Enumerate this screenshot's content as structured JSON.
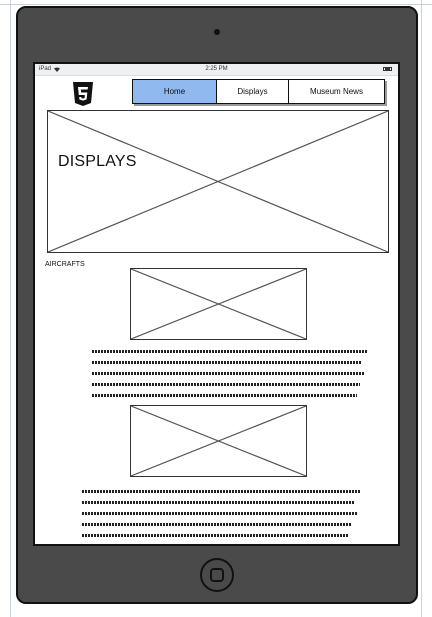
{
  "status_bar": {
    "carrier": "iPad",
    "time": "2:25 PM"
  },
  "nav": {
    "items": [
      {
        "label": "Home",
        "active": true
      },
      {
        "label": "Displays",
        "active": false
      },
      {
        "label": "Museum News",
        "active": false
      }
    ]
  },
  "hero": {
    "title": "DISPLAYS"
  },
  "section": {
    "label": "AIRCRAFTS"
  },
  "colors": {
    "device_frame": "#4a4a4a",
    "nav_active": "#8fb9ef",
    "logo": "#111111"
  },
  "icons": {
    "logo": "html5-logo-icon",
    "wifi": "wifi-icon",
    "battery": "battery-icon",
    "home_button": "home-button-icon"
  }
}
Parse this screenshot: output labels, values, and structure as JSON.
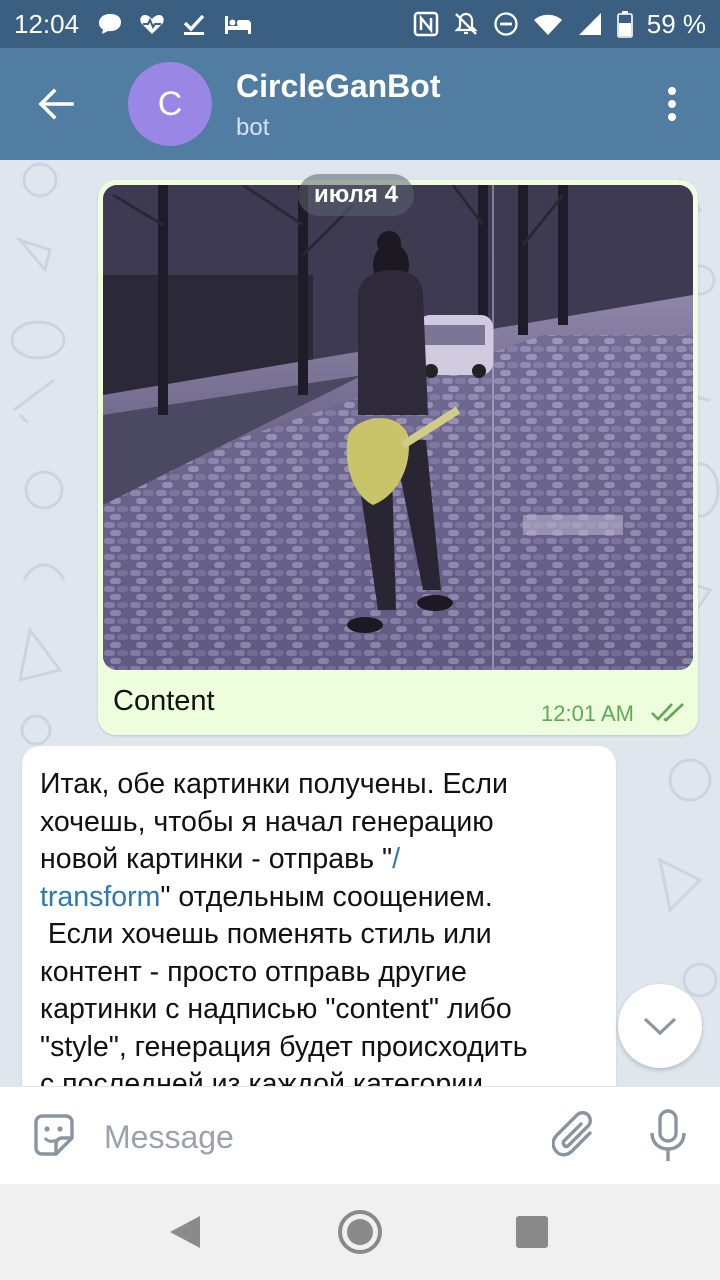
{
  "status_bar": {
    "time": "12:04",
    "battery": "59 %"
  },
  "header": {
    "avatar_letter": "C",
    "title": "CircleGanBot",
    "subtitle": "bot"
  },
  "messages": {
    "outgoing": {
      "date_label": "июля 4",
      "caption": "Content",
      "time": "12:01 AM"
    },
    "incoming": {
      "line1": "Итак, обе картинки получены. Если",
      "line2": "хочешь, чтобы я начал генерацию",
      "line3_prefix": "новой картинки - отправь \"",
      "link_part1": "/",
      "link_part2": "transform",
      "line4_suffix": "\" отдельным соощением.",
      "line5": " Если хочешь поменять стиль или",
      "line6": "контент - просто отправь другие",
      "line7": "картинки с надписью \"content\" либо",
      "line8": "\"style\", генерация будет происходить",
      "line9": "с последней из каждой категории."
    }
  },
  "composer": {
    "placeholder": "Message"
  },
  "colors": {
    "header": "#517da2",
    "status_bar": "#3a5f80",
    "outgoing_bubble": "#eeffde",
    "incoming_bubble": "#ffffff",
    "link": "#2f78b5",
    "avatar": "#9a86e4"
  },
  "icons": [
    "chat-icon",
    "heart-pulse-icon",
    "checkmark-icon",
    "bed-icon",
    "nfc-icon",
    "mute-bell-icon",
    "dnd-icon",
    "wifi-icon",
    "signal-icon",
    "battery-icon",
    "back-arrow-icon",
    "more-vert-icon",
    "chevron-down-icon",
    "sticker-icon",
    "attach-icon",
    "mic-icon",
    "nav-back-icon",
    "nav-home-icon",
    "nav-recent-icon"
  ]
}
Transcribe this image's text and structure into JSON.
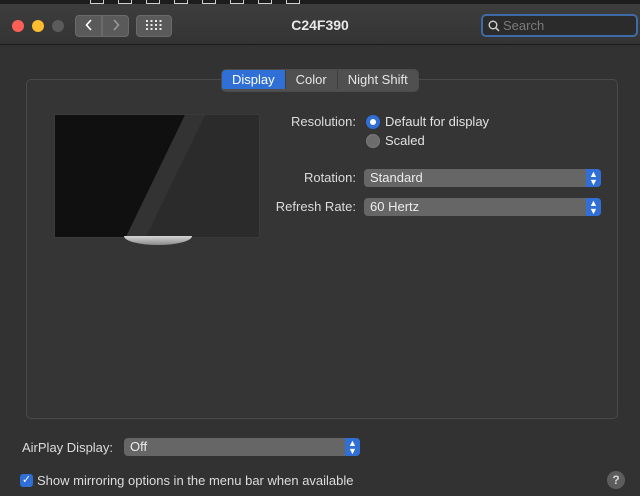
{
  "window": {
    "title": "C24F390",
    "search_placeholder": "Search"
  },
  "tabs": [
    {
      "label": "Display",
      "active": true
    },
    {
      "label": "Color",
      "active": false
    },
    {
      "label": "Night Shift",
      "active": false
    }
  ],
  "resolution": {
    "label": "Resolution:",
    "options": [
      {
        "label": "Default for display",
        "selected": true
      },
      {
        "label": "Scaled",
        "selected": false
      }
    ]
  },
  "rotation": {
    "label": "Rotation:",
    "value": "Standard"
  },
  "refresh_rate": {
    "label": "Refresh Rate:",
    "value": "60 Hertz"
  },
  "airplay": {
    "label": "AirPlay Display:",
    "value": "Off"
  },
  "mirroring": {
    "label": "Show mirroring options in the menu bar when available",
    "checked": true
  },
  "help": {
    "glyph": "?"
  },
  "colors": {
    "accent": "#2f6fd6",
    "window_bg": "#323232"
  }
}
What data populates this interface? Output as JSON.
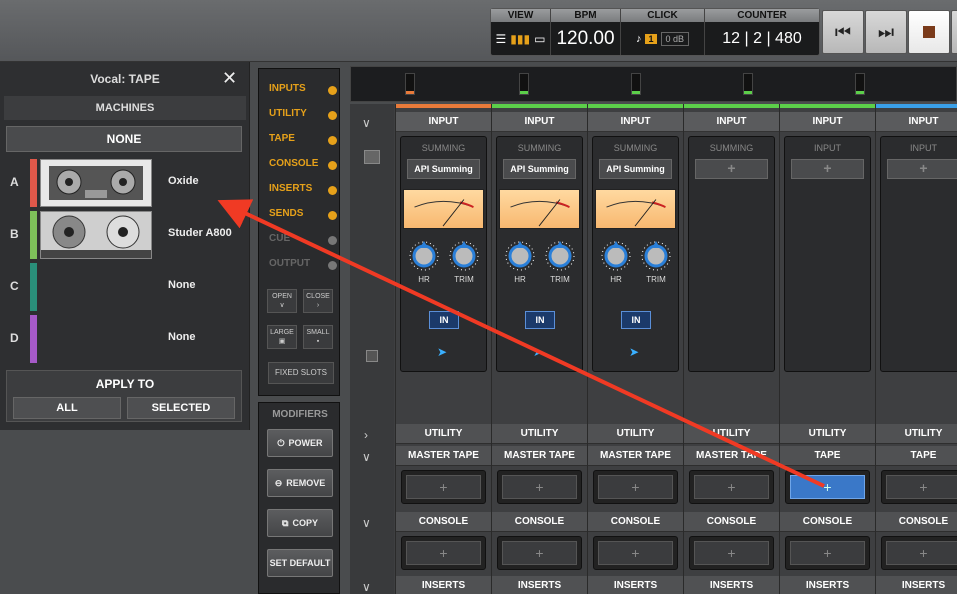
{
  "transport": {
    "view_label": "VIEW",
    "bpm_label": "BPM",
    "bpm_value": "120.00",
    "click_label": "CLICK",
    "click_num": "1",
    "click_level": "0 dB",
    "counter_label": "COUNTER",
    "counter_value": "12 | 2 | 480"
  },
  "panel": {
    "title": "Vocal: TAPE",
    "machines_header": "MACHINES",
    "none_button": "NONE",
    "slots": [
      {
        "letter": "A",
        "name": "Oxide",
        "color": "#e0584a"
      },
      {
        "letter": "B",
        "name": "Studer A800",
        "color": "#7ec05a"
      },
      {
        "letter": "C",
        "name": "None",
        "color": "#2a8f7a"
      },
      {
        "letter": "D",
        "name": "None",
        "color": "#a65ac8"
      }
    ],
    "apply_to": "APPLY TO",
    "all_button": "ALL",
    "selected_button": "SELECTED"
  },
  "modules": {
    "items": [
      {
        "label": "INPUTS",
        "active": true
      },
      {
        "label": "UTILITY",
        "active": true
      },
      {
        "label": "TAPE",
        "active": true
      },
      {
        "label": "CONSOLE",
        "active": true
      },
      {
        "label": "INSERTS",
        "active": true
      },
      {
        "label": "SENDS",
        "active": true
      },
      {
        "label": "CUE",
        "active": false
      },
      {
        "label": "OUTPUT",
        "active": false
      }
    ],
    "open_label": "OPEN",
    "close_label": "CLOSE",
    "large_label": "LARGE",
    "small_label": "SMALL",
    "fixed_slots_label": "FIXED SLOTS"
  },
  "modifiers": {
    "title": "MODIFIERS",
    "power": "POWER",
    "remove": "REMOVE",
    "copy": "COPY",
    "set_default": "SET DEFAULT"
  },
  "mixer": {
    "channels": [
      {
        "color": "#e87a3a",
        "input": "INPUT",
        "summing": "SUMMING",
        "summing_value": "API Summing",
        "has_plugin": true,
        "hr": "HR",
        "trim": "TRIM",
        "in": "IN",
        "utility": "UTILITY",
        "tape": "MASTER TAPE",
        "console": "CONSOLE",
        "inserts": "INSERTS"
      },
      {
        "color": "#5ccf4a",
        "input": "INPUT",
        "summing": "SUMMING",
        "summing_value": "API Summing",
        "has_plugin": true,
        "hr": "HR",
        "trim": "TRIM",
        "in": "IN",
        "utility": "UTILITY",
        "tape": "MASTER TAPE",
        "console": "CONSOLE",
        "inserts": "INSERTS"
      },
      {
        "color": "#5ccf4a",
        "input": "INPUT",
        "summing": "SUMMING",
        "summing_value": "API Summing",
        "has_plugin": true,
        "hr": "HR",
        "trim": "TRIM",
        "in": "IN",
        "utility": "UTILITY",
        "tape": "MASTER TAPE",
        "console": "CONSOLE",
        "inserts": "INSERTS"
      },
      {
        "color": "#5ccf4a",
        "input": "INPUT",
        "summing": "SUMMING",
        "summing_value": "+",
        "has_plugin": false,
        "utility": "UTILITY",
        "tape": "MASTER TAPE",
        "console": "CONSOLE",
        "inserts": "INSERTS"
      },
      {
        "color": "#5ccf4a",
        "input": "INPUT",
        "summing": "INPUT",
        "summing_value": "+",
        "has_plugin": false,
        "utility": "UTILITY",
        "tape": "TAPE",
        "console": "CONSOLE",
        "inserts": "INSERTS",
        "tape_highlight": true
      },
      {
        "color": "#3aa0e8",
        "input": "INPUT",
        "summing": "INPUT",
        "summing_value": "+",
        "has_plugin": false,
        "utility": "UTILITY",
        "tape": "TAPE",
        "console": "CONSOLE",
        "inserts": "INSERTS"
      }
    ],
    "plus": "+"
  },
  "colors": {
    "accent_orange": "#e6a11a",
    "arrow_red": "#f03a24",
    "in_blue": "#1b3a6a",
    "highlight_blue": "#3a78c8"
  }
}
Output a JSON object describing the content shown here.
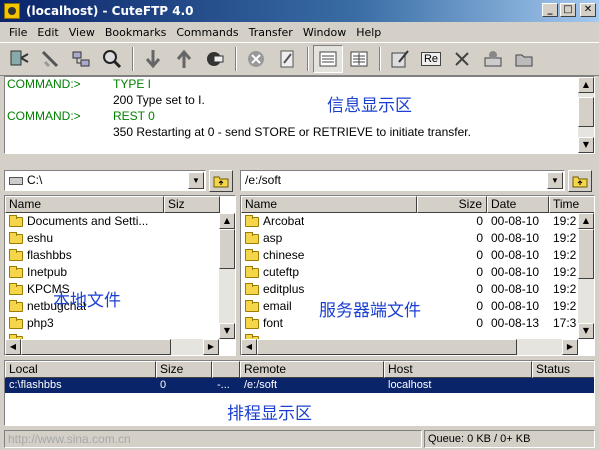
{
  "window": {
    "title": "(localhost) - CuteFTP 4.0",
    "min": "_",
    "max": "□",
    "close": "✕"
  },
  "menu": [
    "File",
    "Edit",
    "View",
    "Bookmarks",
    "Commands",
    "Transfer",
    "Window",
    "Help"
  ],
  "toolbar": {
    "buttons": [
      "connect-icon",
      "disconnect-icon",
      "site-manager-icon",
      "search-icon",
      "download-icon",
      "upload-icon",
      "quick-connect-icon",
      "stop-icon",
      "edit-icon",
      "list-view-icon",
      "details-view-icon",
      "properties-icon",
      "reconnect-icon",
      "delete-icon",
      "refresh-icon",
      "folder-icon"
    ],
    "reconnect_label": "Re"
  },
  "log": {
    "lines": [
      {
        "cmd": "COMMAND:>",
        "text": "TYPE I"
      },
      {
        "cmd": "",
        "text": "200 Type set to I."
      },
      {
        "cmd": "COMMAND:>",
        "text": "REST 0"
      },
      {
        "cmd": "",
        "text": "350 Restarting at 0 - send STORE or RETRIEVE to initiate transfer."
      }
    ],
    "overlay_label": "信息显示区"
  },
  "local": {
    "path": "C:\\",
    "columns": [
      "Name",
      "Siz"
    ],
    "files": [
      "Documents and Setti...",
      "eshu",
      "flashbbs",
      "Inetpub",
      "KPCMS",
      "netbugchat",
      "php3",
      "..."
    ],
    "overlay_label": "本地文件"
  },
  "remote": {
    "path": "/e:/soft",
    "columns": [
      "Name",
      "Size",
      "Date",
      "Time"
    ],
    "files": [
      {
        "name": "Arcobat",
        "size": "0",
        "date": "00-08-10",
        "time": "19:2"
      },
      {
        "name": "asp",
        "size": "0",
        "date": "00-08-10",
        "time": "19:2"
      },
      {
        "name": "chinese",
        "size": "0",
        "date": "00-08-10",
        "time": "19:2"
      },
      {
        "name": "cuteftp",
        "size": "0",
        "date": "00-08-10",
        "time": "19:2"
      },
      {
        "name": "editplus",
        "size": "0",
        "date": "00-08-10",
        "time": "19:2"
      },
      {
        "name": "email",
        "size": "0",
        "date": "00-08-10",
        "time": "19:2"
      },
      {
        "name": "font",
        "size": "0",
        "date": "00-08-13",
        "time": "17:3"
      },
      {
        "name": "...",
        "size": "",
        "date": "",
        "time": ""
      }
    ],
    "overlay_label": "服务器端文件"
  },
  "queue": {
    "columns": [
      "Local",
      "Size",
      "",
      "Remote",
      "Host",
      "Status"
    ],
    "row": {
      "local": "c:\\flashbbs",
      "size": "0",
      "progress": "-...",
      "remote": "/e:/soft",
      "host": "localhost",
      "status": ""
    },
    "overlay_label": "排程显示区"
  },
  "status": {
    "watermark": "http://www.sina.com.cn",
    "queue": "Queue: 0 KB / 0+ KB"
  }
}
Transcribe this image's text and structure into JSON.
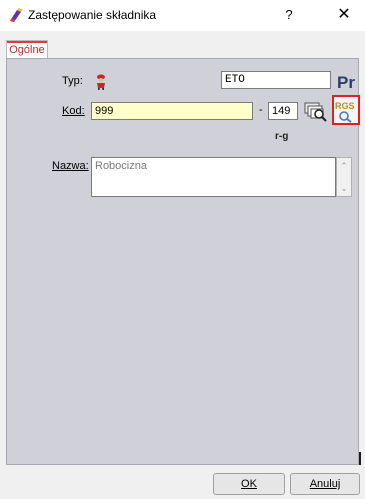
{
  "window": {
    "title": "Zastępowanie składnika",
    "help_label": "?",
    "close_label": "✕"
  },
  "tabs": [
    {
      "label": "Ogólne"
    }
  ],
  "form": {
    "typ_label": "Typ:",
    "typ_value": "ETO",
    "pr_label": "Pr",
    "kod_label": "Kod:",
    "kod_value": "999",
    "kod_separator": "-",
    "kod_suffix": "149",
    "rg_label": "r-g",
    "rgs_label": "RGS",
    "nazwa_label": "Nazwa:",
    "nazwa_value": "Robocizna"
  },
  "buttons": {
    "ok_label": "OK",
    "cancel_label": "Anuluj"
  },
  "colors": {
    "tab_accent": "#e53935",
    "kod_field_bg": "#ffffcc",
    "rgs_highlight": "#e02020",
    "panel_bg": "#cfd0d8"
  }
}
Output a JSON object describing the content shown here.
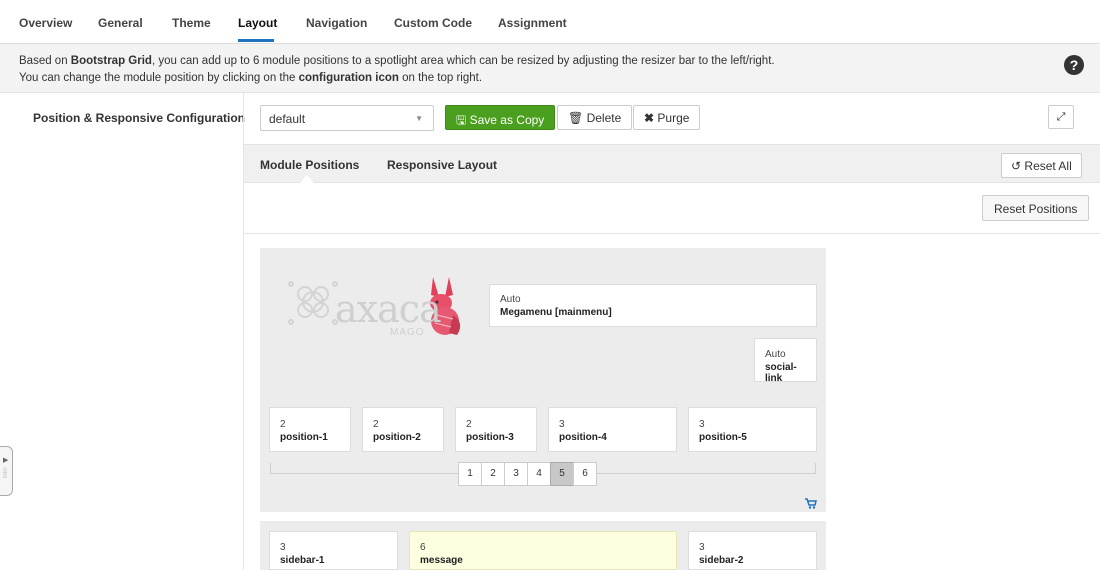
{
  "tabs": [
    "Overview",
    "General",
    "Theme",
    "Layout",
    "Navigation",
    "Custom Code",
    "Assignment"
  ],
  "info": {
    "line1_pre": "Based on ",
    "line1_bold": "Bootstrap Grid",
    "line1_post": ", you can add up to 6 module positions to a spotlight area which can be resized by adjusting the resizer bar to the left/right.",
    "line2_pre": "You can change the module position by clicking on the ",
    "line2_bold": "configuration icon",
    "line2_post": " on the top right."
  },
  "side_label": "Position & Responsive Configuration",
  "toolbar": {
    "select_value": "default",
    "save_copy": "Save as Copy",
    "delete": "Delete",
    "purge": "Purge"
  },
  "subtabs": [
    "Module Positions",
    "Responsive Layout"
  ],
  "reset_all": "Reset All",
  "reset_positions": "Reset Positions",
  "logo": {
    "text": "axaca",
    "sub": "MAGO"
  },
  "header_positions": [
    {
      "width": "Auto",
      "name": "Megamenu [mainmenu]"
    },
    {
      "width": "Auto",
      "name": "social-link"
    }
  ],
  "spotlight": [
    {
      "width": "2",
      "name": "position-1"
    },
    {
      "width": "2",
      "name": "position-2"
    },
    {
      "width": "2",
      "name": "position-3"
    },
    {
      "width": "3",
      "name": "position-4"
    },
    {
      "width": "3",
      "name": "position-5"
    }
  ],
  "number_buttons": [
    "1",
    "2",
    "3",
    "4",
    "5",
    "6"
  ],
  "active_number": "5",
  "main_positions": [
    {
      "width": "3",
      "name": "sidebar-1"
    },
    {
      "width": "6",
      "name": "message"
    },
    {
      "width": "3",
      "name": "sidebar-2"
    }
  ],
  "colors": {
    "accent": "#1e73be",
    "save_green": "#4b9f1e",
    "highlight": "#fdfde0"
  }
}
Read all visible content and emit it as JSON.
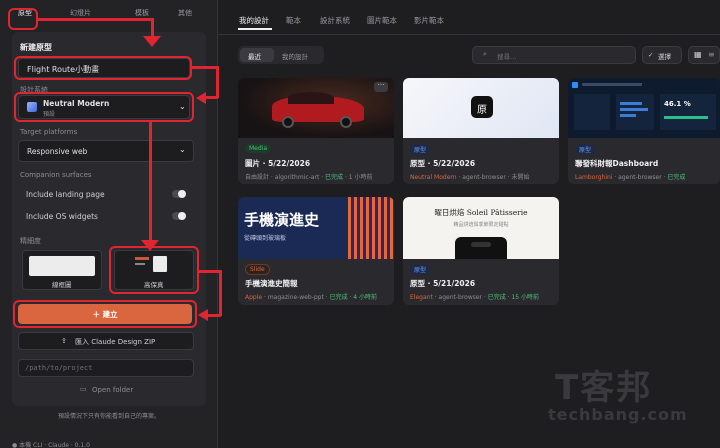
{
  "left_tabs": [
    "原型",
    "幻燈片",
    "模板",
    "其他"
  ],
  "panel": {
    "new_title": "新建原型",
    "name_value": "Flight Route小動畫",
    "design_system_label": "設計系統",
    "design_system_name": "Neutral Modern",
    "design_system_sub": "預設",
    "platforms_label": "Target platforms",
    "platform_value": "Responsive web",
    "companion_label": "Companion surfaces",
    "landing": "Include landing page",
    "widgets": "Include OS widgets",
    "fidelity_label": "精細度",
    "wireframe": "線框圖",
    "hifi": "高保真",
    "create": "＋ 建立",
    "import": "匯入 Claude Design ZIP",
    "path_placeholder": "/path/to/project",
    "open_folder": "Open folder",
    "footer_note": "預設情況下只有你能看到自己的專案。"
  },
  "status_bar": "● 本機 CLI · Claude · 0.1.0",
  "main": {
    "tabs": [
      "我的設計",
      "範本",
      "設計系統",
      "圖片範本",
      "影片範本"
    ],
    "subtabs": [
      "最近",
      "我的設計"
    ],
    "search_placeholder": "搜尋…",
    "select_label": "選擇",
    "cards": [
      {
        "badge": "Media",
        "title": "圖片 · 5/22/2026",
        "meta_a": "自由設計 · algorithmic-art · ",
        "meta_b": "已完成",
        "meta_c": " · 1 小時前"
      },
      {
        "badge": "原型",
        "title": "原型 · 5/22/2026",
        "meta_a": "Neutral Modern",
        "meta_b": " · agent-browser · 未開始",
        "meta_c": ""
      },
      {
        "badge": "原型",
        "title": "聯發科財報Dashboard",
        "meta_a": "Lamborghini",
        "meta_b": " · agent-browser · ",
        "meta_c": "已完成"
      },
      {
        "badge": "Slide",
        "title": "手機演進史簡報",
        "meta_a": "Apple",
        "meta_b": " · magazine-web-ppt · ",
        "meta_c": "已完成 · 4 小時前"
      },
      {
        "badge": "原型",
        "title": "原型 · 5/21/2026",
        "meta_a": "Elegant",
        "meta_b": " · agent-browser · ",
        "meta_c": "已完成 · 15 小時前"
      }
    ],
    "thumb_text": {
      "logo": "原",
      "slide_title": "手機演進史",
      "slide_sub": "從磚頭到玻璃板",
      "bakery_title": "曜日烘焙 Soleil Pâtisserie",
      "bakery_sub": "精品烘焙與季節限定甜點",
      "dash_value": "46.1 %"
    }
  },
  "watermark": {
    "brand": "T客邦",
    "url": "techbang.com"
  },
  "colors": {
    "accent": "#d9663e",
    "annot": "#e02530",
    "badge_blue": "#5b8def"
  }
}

########

**Exercise objective**
Which lines in the records above contain the string "Если"? Copy each one.

**Result**
      "line1": "Итак, обе картинки получены. Если",
      "line5": " Если хочешь поменять стиль или",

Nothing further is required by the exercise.